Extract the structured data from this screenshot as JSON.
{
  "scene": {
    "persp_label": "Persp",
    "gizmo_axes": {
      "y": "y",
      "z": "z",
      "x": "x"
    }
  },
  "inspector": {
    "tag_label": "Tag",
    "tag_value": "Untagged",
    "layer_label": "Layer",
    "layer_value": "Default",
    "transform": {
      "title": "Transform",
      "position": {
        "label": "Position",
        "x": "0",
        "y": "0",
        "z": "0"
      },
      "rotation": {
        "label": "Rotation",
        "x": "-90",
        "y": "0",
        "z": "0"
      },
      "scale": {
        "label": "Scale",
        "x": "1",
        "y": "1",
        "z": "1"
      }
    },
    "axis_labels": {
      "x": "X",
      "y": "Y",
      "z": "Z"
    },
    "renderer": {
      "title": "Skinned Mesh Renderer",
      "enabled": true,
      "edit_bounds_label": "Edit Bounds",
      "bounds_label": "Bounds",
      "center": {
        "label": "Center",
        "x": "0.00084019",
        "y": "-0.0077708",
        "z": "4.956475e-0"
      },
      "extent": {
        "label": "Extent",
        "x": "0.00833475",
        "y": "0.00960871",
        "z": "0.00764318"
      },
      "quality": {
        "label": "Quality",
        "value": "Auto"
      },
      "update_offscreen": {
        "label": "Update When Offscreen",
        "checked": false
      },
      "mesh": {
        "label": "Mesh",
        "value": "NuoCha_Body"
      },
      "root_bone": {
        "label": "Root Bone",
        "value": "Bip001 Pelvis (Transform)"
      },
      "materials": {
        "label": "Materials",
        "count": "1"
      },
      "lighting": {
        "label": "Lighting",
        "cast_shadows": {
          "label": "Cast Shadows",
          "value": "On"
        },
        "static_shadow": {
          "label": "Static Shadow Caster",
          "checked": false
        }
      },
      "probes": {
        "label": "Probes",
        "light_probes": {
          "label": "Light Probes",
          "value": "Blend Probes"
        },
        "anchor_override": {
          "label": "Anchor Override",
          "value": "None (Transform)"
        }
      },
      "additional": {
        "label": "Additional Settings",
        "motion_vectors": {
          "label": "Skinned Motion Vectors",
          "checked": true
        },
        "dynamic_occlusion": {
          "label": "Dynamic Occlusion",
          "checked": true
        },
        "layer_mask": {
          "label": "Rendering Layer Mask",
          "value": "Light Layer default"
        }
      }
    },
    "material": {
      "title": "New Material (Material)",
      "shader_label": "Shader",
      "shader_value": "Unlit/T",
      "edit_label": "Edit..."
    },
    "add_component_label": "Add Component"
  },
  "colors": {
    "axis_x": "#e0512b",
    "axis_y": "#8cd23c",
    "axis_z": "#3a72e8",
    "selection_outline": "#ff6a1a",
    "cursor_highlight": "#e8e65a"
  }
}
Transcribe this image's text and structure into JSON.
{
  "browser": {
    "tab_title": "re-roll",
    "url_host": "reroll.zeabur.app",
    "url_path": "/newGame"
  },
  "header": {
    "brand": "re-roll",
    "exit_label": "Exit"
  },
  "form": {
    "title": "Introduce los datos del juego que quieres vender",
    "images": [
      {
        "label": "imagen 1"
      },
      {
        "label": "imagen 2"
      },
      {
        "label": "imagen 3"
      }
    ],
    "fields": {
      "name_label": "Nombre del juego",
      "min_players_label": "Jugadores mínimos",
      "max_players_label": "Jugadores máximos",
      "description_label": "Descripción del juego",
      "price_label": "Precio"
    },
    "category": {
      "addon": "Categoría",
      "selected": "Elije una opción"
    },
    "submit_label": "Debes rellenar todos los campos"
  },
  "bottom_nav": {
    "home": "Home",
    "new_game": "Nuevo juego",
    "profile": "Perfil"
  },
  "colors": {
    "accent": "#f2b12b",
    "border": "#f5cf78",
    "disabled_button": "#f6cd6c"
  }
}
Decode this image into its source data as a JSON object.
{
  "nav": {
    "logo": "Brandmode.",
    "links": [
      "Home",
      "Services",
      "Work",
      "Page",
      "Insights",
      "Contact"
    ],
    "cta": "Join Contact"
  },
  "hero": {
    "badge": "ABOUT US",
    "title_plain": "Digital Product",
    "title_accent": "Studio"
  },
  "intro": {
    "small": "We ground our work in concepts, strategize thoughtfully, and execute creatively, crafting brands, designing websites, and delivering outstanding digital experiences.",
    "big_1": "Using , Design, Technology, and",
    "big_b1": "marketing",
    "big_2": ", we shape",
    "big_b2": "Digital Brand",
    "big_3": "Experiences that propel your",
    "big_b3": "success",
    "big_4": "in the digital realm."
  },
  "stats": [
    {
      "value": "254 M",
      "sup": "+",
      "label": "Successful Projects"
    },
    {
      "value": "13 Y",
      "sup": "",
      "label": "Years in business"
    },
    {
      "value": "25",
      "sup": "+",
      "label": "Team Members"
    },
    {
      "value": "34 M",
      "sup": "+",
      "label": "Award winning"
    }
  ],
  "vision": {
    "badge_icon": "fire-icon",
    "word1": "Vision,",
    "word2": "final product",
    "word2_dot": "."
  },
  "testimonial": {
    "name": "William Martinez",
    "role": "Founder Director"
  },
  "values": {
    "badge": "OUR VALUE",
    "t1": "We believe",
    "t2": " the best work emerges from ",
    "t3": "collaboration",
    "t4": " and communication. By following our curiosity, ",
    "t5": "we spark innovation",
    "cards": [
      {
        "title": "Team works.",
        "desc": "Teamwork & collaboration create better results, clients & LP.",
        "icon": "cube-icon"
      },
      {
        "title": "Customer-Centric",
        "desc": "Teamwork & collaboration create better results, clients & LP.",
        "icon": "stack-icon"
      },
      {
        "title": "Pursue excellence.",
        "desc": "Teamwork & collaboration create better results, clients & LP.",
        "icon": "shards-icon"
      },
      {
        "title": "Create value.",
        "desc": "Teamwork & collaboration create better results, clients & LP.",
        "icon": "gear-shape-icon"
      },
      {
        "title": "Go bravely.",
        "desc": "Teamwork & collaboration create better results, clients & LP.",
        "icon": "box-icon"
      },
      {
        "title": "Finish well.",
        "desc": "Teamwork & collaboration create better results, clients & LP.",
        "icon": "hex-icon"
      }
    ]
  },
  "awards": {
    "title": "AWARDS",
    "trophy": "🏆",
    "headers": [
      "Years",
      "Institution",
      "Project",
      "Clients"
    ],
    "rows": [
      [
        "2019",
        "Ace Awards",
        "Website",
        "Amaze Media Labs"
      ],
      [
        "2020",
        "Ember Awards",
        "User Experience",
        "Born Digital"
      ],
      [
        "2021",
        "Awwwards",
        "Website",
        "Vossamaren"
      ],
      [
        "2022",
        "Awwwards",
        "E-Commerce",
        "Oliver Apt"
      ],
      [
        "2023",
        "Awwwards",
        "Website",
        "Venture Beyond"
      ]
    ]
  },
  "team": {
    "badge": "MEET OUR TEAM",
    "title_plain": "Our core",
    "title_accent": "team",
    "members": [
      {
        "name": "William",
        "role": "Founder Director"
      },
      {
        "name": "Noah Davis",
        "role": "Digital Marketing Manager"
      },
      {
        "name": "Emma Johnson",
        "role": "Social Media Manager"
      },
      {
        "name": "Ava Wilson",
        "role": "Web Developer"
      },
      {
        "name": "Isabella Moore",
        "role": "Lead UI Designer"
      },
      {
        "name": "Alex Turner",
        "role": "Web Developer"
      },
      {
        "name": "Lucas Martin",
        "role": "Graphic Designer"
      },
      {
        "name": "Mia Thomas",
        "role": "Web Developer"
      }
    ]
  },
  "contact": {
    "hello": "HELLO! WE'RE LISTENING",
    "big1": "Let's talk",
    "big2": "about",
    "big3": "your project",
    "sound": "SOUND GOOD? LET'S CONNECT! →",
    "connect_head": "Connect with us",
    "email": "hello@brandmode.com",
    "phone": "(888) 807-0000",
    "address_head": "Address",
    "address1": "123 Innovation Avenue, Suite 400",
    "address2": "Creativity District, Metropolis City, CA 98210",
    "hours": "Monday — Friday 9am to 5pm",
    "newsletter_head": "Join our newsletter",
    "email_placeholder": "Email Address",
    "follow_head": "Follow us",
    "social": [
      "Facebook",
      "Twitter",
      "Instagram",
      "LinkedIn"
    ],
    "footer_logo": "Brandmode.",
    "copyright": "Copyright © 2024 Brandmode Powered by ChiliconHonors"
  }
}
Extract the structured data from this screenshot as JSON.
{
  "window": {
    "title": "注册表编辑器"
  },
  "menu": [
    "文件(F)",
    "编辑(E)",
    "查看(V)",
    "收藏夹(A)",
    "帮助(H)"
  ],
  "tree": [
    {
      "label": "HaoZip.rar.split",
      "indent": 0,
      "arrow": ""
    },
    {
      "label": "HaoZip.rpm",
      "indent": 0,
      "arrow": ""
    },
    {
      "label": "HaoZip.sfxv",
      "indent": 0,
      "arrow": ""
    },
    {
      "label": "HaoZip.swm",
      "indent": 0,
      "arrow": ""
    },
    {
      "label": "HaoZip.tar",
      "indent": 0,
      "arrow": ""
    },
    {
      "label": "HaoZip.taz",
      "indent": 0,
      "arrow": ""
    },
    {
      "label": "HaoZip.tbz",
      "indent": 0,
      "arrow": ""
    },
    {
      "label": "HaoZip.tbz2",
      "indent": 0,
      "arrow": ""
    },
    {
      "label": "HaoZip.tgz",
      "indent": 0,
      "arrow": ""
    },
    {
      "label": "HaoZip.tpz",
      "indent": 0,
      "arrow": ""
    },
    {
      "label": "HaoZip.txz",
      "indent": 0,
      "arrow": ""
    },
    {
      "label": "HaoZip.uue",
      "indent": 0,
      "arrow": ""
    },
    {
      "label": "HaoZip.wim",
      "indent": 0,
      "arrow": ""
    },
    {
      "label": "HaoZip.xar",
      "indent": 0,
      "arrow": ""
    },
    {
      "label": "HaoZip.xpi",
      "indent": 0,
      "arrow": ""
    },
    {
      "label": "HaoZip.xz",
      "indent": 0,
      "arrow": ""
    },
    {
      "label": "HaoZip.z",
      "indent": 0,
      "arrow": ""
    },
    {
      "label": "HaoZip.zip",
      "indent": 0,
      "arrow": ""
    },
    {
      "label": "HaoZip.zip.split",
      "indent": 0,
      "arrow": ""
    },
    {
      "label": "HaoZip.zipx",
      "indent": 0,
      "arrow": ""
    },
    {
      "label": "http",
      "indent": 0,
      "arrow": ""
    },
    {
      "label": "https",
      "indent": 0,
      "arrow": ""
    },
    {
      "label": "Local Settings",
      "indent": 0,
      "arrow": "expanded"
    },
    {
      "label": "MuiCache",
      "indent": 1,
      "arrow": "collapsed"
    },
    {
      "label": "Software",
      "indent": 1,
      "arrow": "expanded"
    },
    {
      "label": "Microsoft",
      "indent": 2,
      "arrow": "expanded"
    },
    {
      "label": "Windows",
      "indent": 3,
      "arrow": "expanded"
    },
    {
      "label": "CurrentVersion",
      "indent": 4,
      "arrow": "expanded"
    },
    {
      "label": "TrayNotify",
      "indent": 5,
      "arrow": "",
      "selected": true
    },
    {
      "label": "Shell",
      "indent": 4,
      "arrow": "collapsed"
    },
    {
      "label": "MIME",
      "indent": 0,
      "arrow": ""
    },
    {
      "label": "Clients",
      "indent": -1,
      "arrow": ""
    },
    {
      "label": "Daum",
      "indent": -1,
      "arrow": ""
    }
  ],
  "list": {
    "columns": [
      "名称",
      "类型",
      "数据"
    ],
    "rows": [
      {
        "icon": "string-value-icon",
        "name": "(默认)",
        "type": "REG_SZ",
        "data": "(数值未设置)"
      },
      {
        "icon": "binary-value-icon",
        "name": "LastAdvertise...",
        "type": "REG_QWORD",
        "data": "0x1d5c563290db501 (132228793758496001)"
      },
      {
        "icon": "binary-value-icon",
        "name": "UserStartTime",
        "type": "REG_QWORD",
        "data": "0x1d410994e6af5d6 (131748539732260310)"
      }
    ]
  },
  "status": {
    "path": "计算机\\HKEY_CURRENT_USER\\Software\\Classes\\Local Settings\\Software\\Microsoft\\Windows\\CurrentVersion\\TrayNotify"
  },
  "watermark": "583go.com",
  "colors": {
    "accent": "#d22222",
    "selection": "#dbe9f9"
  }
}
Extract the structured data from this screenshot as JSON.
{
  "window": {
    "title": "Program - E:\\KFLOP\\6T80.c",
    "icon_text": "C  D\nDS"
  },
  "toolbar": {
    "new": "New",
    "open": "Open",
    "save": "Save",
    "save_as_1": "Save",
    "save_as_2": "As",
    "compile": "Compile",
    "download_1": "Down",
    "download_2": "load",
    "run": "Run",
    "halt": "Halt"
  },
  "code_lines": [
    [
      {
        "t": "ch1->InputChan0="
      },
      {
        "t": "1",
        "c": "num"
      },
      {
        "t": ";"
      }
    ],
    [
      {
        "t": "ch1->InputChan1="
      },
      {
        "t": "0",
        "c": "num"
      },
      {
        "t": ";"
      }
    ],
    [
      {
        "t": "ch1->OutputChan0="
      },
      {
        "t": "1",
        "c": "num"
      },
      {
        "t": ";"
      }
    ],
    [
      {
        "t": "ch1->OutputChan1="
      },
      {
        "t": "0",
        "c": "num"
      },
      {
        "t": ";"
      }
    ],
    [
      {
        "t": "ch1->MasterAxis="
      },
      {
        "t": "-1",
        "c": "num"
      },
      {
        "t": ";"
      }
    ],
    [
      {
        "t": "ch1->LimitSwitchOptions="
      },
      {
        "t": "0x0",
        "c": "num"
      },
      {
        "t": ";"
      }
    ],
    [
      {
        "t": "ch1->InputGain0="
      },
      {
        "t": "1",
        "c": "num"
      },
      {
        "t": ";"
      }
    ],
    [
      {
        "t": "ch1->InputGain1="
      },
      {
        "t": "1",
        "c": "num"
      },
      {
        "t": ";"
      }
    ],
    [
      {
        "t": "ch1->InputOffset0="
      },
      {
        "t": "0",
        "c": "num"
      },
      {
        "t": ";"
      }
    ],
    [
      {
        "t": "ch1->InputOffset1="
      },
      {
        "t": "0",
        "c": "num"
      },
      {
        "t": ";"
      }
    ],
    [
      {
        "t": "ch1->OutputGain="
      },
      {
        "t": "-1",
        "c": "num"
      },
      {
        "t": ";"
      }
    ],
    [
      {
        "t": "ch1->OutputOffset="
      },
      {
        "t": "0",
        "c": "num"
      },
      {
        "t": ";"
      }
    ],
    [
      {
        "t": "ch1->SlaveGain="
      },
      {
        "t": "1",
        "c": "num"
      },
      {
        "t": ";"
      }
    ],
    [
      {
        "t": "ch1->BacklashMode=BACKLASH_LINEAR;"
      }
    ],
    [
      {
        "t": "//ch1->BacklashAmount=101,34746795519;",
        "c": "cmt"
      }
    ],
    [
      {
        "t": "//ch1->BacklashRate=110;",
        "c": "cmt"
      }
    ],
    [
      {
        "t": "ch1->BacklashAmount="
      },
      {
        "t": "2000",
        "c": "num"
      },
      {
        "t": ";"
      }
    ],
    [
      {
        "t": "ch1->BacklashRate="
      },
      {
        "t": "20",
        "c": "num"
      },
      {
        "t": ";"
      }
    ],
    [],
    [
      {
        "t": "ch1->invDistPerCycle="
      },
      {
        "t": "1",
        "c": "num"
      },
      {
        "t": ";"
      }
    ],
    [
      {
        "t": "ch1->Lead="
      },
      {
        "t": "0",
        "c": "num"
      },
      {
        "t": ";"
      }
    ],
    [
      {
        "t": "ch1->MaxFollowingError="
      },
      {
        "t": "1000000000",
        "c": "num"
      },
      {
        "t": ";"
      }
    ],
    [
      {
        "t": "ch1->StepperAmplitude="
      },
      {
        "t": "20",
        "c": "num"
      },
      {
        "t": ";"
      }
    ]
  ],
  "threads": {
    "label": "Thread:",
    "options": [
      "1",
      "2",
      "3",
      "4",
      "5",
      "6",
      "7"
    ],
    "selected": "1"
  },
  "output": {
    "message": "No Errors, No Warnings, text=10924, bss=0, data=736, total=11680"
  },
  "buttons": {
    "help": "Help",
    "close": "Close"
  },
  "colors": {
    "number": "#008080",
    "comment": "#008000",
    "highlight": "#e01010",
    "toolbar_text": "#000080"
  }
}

====

■ Given instruction
Determine how many of the lines above hold the word "juego", and output that number by itself.

■ Exercise output
4